→ **Short problem**
Reproduce the data below in full and exclude every picture.

<<<<

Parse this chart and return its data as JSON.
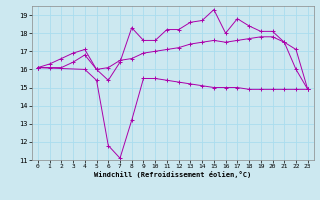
{
  "xlabel": "Windchill (Refroidissement éolien,°C)",
  "bg_color": "#cce8f0",
  "line_color": "#aa00aa",
  "grid_color": "#aaddee",
  "xlim": [
    -0.5,
    23.5
  ],
  "ylim": [
    11,
    19.5
  ],
  "yticks": [
    11,
    12,
    13,
    14,
    15,
    16,
    17,
    18,
    19
  ],
  "xticks": [
    0,
    1,
    2,
    3,
    4,
    5,
    6,
    7,
    8,
    9,
    10,
    11,
    12,
    13,
    14,
    15,
    16,
    17,
    18,
    19,
    20,
    21,
    22,
    23
  ],
  "series": [
    {
      "x": [
        0,
        1,
        2,
        3,
        4,
        5,
        6,
        7,
        8,
        9,
        10,
        11,
        12,
        13,
        14,
        15,
        16,
        17,
        18,
        19,
        20,
        21,
        22,
        23
      ],
      "y": [
        16.1,
        16.1,
        16.1,
        16.4,
        16.8,
        16.0,
        16.1,
        16.5,
        16.6,
        16.9,
        17.0,
        17.1,
        17.2,
        17.4,
        17.5,
        17.6,
        17.5,
        17.6,
        17.7,
        17.8,
        17.8,
        17.5,
        17.1,
        14.9
      ]
    },
    {
      "x": [
        0,
        1,
        2,
        3,
        4,
        5,
        6,
        7,
        8,
        9,
        10,
        11,
        12,
        13,
        14,
        15,
        16,
        17,
        18,
        19,
        20,
        21,
        22,
        23
      ],
      "y": [
        16.1,
        16.3,
        16.6,
        16.9,
        17.1,
        16.0,
        15.4,
        16.4,
        18.3,
        17.6,
        17.6,
        18.2,
        18.2,
        18.6,
        18.7,
        19.3,
        18.0,
        18.8,
        18.4,
        18.1,
        18.1,
        17.5,
        16.0,
        14.9
      ]
    },
    {
      "x": [
        0,
        4,
        5,
        6,
        7,
        8,
        9,
        10,
        11,
        12,
        13,
        14,
        15,
        16,
        17,
        18,
        19,
        20,
        21,
        22,
        23
      ],
      "y": [
        16.1,
        16.0,
        15.4,
        11.8,
        11.1,
        13.2,
        15.5,
        15.5,
        15.4,
        15.3,
        15.2,
        15.1,
        15.0,
        15.0,
        15.0,
        14.9,
        14.9,
        14.9,
        14.9,
        14.9,
        14.9
      ]
    }
  ]
}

>>>>

→ **The output**
Parse this chart and return its data as JSON.
{
  "xlabel": "Windchill (Refroidissement éolien,°C)",
  "bg_color": "#cce8f0",
  "line_color": "#aa00aa",
  "grid_color": "#aaddee",
  "xlim": [
    -0.5,
    23.5
  ],
  "ylim": [
    11,
    19.5
  ],
  "yticks": [
    11,
    12,
    13,
    14,
    15,
    16,
    17,
    18,
    19
  ],
  "xticks": [
    0,
    1,
    2,
    3,
    4,
    5,
    6,
    7,
    8,
    9,
    10,
    11,
    12,
    13,
    14,
    15,
    16,
    17,
    18,
    19,
    20,
    21,
    22,
    23
  ],
  "series": [
    {
      "x": [
        0,
        1,
        2,
        3,
        4,
        5,
        6,
        7,
        8,
        9,
        10,
        11,
        12,
        13,
        14,
        15,
        16,
        17,
        18,
        19,
        20,
        21,
        22,
        23
      ],
      "y": [
        16.1,
        16.1,
        16.1,
        16.4,
        16.8,
        16.0,
        16.1,
        16.5,
        16.6,
        16.9,
        17.0,
        17.1,
        17.2,
        17.4,
        17.5,
        17.6,
        17.5,
        17.6,
        17.7,
        17.8,
        17.8,
        17.5,
        17.1,
        14.9
      ]
    },
    {
      "x": [
        0,
        1,
        2,
        3,
        4,
        5,
        6,
        7,
        8,
        9,
        10,
        11,
        12,
        13,
        14,
        15,
        16,
        17,
        18,
        19,
        20,
        21,
        22,
        23
      ],
      "y": [
        16.1,
        16.3,
        16.6,
        16.9,
        17.1,
        16.0,
        15.4,
        16.4,
        18.3,
        17.6,
        17.6,
        18.2,
        18.2,
        18.6,
        18.7,
        19.3,
        18.0,
        18.8,
        18.4,
        18.1,
        18.1,
        17.5,
        16.0,
        14.9
      ]
    },
    {
      "x": [
        0,
        4,
        5,
        6,
        7,
        8,
        9,
        10,
        11,
        12,
        13,
        14,
        15,
        16,
        17,
        18,
        19,
        20,
        21,
        22,
        23
      ],
      "y": [
        16.1,
        16.0,
        15.4,
        11.8,
        11.1,
        13.2,
        15.5,
        15.5,
        15.4,
        15.3,
        15.2,
        15.1,
        15.0,
        15.0,
        15.0,
        14.9,
        14.9,
        14.9,
        14.9,
        14.9,
        14.9
      ]
    }
  ]
}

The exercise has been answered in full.